TASK PROMPT: Leave out the pictures and copy every record exactly.

##### EXTRACTED DATA #####

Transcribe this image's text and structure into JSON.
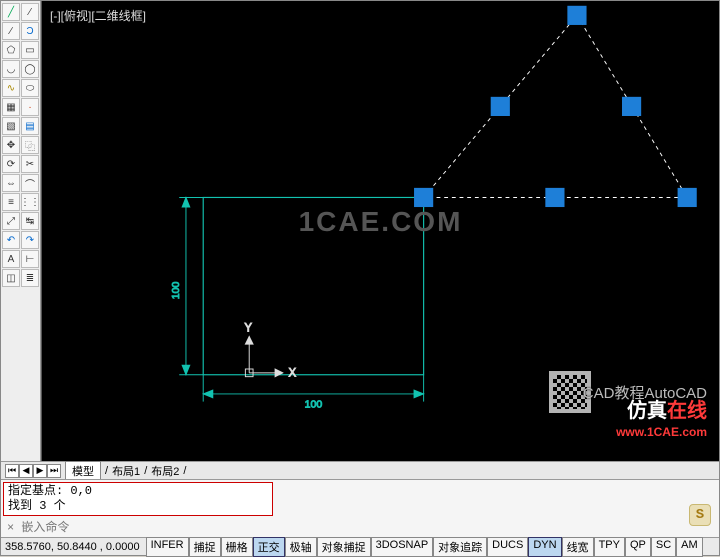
{
  "view_label": "[-][俯视][二维线框]",
  "watermark_center": "1CAE.COM",
  "watermark_brand_cn": "CAD教程AutoCAD",
  "watermark_site_cn": "仿真在线",
  "watermark_site_url": "www.1CAE.com",
  "dimensions": {
    "vertical": "100",
    "horizontal": "100"
  },
  "axes": {
    "x": "X",
    "y": "Y"
  },
  "tabs": {
    "nav": [
      "⏮",
      "◀",
      "▶",
      "⏭"
    ],
    "items": [
      "模型",
      "布局1",
      "布局2"
    ],
    "sep": " / "
  },
  "cmdbox": {
    "line1": "指定基点: 0,0",
    "line2": "找到 3 个"
  },
  "cmd_prompt": "× 嵌入命令",
  "sogou": "S",
  "status": {
    "coords": "358.5760, 50.8440 , 0.0000",
    "toggles": [
      {
        "label": "INFER",
        "on": false
      },
      {
        "label": "捕捉",
        "on": false
      },
      {
        "label": "栅格",
        "on": false
      },
      {
        "label": "正交",
        "on": true
      },
      {
        "label": "极轴",
        "on": false
      },
      {
        "label": "对象捕捉",
        "on": false
      },
      {
        "label": "3DOSNAP",
        "on": false
      },
      {
        "label": "对象追踪",
        "on": false
      },
      {
        "label": "DUCS",
        "on": false
      },
      {
        "label": "DYN",
        "on": true
      },
      {
        "label": "线宽",
        "on": false
      },
      {
        "label": "TPY",
        "on": false
      },
      {
        "label": "QP",
        "on": false
      },
      {
        "label": "SC",
        "on": false
      },
      {
        "label": "AM",
        "on": false
      }
    ]
  }
}
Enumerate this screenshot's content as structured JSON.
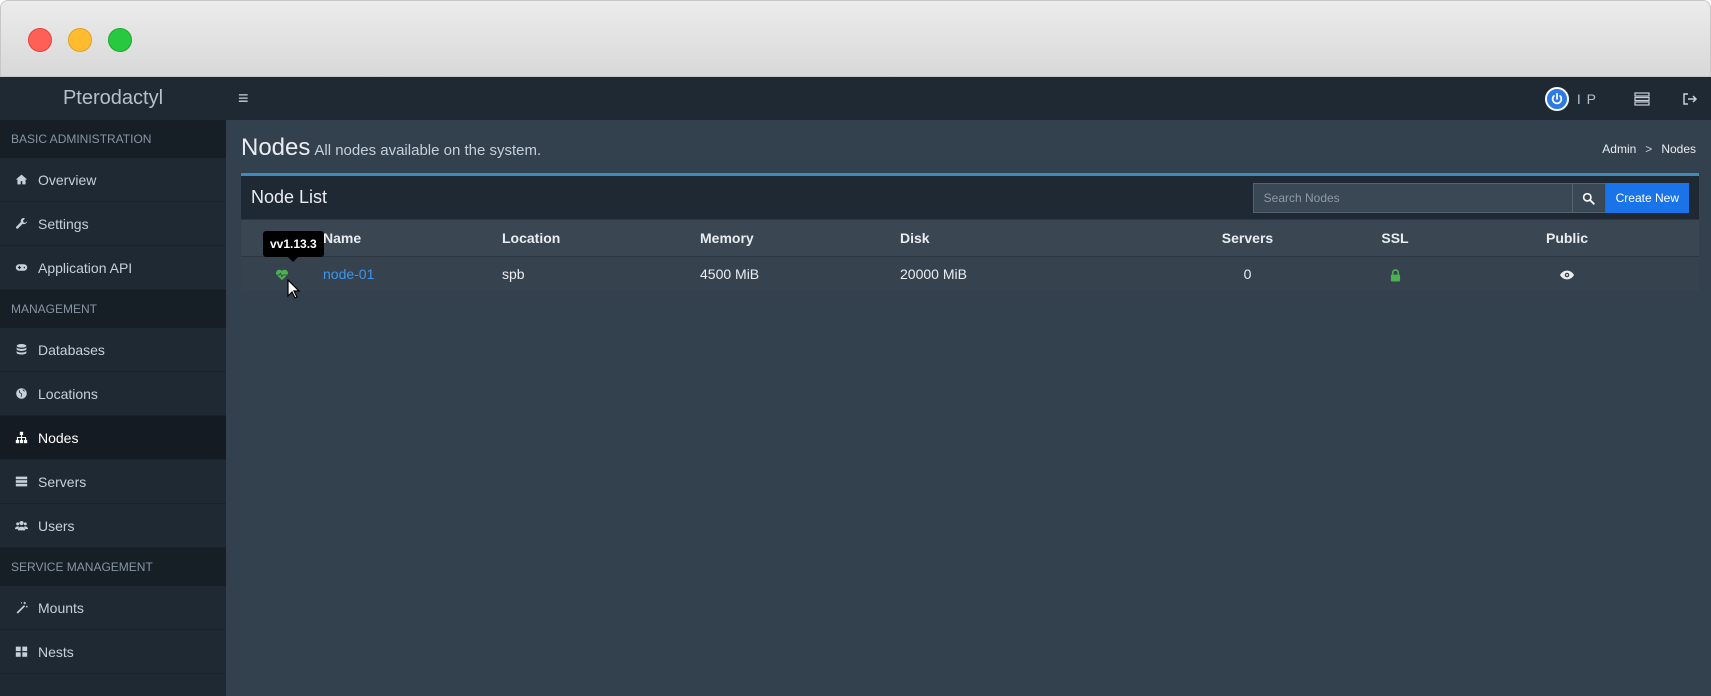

#####

FULL OUTPUT:
Transcribe this image's text and structure into JSON.
{
  "view_label": "[-][俯视][二维线框]",
  "watermark_center": "1CAE.COM",
  "watermark_brand_cn": "CAD教程AutoCAD",
  "watermark_site_cn": "仿真在线",
  "watermark_site_url": "www.1CAE.com",
  "dimensions": {
    "vertical": "100",
    "horizontal": "100"
  },
  "axes": {
    "x": "X",
    "y": "Y"
  },
  "tabs": {
    "nav": [
      "⏮",
      "◀",
      "▶",
      "⏭"
    ],
    "items": [
      "模型",
      "布局1",
      "布局2"
    ],
    "sep": " / "
  },
  "cmdbox": {
    "line1": "指定基点: 0,0",
    "line2": "找到 3 个"
  },
  "cmd_prompt": "× 嵌入命令",
  "sogou": "S",
  "status": {
    "coords": "358.5760, 50.8440 , 0.0000",
    "toggles": [
      {
        "label": "INFER",
        "on": false
      },
      {
        "label": "捕捉",
        "on": false
      },
      {
        "label": "栅格",
        "on": false
      },
      {
        "label": "正交",
        "on": true
      },
      {
        "label": "极轴",
        "on": false
      },
      {
        "label": "对象捕捉",
        "on": false
      },
      {
        "label": "3DOSNAP",
        "on": false
      },
      {
        "label": "对象追踪",
        "on": false
      },
      {
        "label": "DUCS",
        "on": false
      },
      {
        "label": "DYN",
        "on": true
      },
      {
        "label": "线宽",
        "on": false
      },
      {
        "label": "TPY",
        "on": false
      },
      {
        "label": "QP",
        "on": false
      },
      {
        "label": "SC",
        "on": false
      },
      {
        "label": "AM",
        "on": false
      }
    ]
  }
}
Enumerate this screenshot's content as structured JSON.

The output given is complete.